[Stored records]

>> begin

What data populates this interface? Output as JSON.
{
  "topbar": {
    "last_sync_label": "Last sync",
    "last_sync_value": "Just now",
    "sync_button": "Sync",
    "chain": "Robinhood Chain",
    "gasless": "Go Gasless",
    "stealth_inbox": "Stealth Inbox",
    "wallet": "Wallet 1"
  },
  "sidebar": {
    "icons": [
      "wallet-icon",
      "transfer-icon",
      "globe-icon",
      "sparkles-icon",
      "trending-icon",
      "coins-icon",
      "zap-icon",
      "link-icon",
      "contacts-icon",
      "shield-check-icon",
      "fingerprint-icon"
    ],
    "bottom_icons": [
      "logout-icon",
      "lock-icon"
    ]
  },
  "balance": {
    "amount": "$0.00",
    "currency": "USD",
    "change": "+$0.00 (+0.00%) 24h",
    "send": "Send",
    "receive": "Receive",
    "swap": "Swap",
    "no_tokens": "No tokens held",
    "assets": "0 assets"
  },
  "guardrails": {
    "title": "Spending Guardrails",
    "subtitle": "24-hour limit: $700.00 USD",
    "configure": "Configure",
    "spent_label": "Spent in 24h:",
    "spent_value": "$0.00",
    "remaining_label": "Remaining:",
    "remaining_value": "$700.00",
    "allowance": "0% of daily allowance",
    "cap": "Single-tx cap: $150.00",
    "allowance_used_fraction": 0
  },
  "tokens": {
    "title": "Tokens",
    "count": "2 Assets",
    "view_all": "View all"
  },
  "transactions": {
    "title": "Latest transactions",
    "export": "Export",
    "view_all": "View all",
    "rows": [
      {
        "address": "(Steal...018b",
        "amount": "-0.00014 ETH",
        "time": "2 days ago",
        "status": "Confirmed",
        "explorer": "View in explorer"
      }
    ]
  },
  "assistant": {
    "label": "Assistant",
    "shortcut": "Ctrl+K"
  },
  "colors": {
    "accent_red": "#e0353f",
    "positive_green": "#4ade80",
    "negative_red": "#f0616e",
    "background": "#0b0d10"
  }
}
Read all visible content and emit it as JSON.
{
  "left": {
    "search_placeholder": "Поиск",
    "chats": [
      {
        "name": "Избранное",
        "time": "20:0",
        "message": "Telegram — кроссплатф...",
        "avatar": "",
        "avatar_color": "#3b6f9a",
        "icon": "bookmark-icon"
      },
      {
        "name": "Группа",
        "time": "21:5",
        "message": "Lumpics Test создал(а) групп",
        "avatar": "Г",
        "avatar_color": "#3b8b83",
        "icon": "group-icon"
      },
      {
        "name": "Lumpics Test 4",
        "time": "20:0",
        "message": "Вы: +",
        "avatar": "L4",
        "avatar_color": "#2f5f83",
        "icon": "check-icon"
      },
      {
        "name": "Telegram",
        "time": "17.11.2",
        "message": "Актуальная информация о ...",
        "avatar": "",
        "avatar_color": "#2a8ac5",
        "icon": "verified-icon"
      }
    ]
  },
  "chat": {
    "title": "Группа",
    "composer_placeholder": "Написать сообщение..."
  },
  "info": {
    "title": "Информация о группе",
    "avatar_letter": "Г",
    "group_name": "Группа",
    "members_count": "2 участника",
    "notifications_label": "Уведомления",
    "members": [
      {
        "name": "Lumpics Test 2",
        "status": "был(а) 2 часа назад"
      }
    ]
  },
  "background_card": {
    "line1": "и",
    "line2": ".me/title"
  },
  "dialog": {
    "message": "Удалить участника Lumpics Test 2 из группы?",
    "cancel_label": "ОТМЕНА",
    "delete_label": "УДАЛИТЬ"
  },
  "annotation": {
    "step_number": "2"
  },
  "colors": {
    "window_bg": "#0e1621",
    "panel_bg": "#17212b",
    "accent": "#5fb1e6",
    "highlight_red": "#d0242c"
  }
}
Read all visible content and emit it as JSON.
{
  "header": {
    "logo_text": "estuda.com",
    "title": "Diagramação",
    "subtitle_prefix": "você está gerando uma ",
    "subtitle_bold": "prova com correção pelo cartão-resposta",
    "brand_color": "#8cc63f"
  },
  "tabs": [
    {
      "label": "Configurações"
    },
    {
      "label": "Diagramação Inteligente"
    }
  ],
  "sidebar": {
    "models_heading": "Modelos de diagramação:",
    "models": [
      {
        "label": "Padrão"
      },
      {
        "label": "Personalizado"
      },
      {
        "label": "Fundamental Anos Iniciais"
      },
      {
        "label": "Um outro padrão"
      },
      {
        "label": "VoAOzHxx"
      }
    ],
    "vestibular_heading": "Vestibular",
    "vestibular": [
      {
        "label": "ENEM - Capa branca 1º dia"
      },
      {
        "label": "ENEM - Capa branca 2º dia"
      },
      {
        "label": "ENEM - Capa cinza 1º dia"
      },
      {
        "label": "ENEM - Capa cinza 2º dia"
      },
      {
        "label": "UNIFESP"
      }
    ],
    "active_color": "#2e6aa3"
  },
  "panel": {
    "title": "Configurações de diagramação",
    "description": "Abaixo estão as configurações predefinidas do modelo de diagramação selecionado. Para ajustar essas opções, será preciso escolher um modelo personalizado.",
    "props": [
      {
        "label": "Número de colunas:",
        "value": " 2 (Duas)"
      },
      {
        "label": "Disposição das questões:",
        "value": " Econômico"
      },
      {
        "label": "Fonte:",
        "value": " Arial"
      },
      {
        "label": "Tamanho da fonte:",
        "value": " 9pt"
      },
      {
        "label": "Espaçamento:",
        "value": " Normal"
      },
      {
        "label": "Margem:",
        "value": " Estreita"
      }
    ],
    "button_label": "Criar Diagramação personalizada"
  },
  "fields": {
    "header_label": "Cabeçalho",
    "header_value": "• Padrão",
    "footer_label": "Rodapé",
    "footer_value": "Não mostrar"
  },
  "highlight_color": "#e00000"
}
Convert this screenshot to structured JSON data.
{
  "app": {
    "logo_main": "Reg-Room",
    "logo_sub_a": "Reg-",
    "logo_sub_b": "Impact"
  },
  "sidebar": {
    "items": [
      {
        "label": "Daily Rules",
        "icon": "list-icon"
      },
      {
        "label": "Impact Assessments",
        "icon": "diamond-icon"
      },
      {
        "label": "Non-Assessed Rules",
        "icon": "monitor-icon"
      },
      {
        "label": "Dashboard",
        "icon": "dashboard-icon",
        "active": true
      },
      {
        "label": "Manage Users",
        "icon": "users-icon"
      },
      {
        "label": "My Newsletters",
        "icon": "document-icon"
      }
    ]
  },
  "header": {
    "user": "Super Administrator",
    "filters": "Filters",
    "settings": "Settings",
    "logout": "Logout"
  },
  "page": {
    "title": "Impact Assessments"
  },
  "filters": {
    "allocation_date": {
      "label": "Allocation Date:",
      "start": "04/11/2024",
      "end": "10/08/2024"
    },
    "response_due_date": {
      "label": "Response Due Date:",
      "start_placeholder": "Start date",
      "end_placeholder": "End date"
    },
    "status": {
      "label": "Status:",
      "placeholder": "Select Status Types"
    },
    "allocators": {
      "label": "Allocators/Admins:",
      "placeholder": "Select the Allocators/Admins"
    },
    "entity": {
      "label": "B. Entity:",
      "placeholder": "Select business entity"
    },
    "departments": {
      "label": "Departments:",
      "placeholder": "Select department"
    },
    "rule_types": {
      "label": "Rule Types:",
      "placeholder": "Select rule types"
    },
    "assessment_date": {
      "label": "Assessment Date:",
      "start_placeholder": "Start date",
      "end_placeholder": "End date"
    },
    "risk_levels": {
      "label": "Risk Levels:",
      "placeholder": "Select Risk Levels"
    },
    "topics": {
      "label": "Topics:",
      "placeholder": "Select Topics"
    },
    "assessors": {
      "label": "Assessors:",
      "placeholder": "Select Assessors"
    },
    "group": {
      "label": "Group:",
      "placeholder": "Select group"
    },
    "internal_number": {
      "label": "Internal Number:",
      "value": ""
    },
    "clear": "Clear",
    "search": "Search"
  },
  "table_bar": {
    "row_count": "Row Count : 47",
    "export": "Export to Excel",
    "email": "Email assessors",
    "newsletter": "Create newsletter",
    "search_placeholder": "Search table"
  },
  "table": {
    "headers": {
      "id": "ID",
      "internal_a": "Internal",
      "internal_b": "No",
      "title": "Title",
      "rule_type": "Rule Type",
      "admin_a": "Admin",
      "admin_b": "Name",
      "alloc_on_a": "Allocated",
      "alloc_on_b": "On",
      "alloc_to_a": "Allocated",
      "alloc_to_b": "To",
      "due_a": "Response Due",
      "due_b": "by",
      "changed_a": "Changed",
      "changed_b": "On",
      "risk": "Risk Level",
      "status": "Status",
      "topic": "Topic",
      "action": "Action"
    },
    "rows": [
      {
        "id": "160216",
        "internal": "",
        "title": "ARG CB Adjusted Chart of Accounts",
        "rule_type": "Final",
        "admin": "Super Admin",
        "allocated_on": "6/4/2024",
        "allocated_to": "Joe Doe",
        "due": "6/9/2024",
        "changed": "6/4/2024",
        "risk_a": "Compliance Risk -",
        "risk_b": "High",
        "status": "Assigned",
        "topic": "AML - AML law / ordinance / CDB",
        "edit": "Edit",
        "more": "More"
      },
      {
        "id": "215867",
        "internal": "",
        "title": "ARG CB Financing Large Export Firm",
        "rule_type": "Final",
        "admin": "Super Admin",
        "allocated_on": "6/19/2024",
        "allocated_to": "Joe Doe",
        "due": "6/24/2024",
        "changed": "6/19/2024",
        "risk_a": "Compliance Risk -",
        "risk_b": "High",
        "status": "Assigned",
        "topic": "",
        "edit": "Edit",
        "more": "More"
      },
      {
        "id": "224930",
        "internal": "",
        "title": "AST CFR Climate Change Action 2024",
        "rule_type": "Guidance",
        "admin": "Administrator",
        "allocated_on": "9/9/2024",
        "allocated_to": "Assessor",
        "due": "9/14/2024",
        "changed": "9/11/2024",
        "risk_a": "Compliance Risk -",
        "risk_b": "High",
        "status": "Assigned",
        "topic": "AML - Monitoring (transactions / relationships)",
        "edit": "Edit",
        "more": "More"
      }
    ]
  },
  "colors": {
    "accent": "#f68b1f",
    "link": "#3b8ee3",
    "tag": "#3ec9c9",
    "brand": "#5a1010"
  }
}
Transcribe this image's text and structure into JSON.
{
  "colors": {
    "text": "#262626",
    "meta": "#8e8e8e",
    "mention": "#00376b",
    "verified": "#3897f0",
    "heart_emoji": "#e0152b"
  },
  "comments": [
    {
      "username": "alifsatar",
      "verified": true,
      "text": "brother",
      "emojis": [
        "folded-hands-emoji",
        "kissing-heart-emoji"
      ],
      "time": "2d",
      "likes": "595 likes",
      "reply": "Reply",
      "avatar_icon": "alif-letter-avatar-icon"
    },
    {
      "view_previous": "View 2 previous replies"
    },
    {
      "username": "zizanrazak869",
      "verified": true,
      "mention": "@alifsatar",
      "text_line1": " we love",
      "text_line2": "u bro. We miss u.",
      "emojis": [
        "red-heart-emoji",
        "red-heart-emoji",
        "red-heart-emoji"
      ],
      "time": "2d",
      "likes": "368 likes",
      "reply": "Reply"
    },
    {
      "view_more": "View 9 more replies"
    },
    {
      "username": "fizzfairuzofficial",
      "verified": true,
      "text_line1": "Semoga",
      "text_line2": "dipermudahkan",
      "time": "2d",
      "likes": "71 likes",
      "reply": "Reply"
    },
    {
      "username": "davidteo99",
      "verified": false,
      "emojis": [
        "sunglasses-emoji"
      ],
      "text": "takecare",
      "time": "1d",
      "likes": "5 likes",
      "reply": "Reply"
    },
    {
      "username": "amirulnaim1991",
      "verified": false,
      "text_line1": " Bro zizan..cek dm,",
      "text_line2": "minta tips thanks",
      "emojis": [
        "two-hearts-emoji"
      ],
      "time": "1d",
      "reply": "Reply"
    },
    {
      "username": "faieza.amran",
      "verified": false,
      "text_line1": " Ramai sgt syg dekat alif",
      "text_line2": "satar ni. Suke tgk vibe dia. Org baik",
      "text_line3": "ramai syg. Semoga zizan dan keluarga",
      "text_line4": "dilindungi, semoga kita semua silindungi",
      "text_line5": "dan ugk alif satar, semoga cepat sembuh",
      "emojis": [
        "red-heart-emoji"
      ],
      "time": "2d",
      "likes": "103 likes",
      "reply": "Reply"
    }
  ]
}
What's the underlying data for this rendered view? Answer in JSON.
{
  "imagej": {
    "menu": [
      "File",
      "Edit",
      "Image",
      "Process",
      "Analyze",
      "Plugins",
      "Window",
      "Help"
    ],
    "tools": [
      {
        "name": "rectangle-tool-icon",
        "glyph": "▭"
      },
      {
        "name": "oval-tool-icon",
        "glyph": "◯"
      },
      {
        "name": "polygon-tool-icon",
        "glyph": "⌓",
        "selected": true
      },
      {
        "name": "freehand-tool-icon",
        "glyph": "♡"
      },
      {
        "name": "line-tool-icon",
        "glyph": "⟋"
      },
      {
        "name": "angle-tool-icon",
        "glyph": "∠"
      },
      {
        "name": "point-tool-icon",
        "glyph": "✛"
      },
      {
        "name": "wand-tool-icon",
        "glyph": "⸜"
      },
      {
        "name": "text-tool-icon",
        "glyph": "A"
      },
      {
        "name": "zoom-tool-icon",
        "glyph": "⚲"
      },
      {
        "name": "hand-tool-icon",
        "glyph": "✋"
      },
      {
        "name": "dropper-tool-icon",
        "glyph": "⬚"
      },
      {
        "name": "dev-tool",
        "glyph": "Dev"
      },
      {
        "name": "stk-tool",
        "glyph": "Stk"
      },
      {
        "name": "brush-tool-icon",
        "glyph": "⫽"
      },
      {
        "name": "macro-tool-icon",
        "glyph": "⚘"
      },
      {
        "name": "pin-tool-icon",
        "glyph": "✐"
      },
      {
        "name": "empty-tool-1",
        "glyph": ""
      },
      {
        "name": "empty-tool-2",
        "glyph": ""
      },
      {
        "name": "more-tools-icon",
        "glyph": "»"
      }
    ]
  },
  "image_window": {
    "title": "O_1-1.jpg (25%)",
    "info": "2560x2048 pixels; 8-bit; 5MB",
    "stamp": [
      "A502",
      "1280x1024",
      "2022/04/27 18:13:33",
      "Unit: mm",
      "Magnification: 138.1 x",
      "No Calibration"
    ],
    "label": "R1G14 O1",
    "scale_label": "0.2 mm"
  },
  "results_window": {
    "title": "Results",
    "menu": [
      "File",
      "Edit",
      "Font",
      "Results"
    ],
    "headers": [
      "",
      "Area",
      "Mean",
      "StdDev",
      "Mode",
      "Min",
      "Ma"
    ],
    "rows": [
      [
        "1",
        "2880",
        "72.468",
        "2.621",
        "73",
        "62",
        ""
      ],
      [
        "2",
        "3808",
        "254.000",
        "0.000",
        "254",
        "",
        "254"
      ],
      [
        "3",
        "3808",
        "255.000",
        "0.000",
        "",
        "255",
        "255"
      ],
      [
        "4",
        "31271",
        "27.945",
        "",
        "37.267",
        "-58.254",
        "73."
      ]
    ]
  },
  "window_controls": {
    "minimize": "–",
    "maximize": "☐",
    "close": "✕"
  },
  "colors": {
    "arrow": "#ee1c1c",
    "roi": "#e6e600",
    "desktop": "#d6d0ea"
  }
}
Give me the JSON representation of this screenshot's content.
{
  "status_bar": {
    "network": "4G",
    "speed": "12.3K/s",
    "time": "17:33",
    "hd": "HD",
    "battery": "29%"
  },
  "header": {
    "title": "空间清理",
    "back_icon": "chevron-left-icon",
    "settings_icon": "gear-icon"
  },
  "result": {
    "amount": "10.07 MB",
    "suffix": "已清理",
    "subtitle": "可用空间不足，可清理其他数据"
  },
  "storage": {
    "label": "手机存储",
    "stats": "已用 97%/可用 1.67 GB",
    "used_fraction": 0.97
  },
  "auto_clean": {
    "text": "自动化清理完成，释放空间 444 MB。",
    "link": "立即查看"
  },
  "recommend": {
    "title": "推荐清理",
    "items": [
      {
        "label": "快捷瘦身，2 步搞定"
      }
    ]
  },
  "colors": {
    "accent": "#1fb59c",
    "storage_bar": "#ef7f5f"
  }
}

>> end

_BRIEF_
Note how many lines in the listing above hold the string "amount", then give only that figure.

_RESULT FOR THIS EXERCISE_
3